What is being asked:
Output each line of the material exactly as it stands.

(Records that describe figures)
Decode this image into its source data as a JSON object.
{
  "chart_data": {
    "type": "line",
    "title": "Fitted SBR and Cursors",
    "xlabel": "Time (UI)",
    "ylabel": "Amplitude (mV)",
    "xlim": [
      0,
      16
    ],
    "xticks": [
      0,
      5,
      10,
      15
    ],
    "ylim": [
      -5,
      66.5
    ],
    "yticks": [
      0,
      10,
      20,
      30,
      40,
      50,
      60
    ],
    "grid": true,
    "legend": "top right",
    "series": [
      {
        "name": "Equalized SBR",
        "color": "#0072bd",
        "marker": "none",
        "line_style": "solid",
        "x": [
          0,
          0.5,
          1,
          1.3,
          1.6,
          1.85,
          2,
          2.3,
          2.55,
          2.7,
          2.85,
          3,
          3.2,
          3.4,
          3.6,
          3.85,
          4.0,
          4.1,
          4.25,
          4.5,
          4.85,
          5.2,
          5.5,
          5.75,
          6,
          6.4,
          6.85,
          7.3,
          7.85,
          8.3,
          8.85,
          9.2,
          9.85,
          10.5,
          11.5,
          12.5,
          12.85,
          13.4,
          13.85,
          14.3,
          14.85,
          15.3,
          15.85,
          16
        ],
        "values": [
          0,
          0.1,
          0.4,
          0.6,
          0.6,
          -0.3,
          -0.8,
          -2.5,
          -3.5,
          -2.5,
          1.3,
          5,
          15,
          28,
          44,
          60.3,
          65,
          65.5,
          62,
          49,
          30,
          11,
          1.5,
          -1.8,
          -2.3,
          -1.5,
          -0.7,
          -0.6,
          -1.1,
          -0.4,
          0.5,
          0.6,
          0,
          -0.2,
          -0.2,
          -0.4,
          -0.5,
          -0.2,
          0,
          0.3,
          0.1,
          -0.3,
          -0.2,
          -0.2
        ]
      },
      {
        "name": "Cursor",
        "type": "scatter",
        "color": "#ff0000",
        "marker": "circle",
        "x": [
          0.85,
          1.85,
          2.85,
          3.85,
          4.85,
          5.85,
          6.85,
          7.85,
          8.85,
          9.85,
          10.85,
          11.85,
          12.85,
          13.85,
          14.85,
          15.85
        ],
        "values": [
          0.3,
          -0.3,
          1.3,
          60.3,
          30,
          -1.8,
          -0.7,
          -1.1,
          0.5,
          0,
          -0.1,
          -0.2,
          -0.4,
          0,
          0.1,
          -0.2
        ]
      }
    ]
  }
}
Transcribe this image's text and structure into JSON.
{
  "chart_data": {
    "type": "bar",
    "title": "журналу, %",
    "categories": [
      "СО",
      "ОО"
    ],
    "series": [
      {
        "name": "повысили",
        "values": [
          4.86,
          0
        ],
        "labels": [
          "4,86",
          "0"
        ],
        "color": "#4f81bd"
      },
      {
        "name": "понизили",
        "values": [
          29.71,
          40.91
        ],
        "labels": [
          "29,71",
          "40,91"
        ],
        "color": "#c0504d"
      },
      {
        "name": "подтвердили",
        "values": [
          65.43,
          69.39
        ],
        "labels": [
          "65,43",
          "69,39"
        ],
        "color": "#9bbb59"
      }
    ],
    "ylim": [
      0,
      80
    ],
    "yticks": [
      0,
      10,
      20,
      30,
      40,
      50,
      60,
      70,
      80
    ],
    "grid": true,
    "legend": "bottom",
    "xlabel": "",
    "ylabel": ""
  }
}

Result:
Decode this image into its source data as a JSON object.
{
  "chart_data": {
    "type": "line",
    "title": "Fitted SBR and Cursors",
    "xlabel": "Time (UI)",
    "ylabel": "Amplitude (mV)",
    "xlim": [
      0,
      16
    ],
    "xticks": [
      0,
      5,
      10,
      15
    ],
    "ylim": [
      -5,
      66.5
    ],
    "yticks": [
      0,
      10,
      20,
      30,
      40,
      50,
      60
    ],
    "grid": true,
    "legend": "top right",
    "series": [
      {
        "name": "Equalized SBR",
        "color": "#0072bd",
        "marker": "none",
        "line_style": "solid",
        "x": [
          0,
          0.5,
          1,
          1.3,
          1.6,
          1.85,
          2,
          2.3,
          2.55,
          2.7,
          2.85,
          3,
          3.2,
          3.4,
          3.6,
          3.85,
          4.0,
          4.1,
          4.25,
          4.5,
          4.85,
          5.2,
          5.5,
          5.75,
          6,
          6.4,
          6.85,
          7.3,
          7.85,
          8.3,
          8.85,
          9.2,
          9.85,
          10.5,
          11.5,
          12.5,
          12.85,
          13.4,
          13.85,
          14.3,
          14.85,
          15.3,
          15.85,
          16
        ],
        "values": [
          0,
          0.1,
          0.4,
          0.6,
          0.6,
          -0.3,
          -0.8,
          -2.5,
          -3.5,
          -2.5,
          1.3,
          5,
          15,
          28,
          44,
          60.3,
          65,
          65.5,
          62,
          49,
          30,
          11,
          1.5,
          -1.8,
          -2.3,
          -1.5,
          -0.7,
          -0.6,
          -1.1,
          -0.4,
          0.5,
          0.6,
          0,
          -0.2,
          -0.2,
          -0.4,
          -0.5,
          -0.2,
          0,
          0.3,
          0.1,
          -0.3,
          -0.2,
          -0.2
        ]
      },
      {
        "name": "Cursor",
        "type": "scatter",
        "color": "#ff0000",
        "marker": "circle",
        "x": [
          0.85,
          1.85,
          2.85,
          3.85,
          4.85,
          5.85,
          6.85,
          7.85,
          8.85,
          9.85,
          10.85,
          11.85,
          12.85,
          13.85,
          14.85,
          15.85
        ],
        "values": [
          0.3,
          -0.3,
          1.3,
          60.3,
          30,
          -1.8,
          -0.7,
          -1.1,
          0.5,
          0,
          -0.1,
          -0.2,
          -0.4,
          0,
          0.1,
          -0.2
        ]
      }
    ]
  }
}
Transcribe this image's text and structure into JSON.
{
  "chart_data": {
    "type": "bar",
    "title": "журналу, %",
    "categories": [
      "СО",
      "ОО"
    ],
    "series": [
      {
        "name": "повысили",
        "values": [
          4.86,
          0
        ],
        "labels": [
          "4,86",
          "0"
        ],
        "color": "#4f81bd"
      },
      {
        "name": "понизили",
        "values": [
          29.71,
          40.91
        ],
        "labels": [
          "29,71",
          "40,91"
        ],
        "color": "#c0504d"
      },
      {
        "name": "подтвердили",
        "values": [
          65.43,
          69.39
        ],
        "labels": [
          "65,43",
          "69,39"
        ],
        "color": "#9bbb59"
      }
    ],
    "ylim": [
      0,
      80
    ],
    "yticks": [
      0,
      10,
      20,
      30,
      40,
      50,
      60,
      70,
      80
    ],
    "grid": true,
    "legend": "bottom",
    "xlabel": "",
    "ylabel": ""
  }
}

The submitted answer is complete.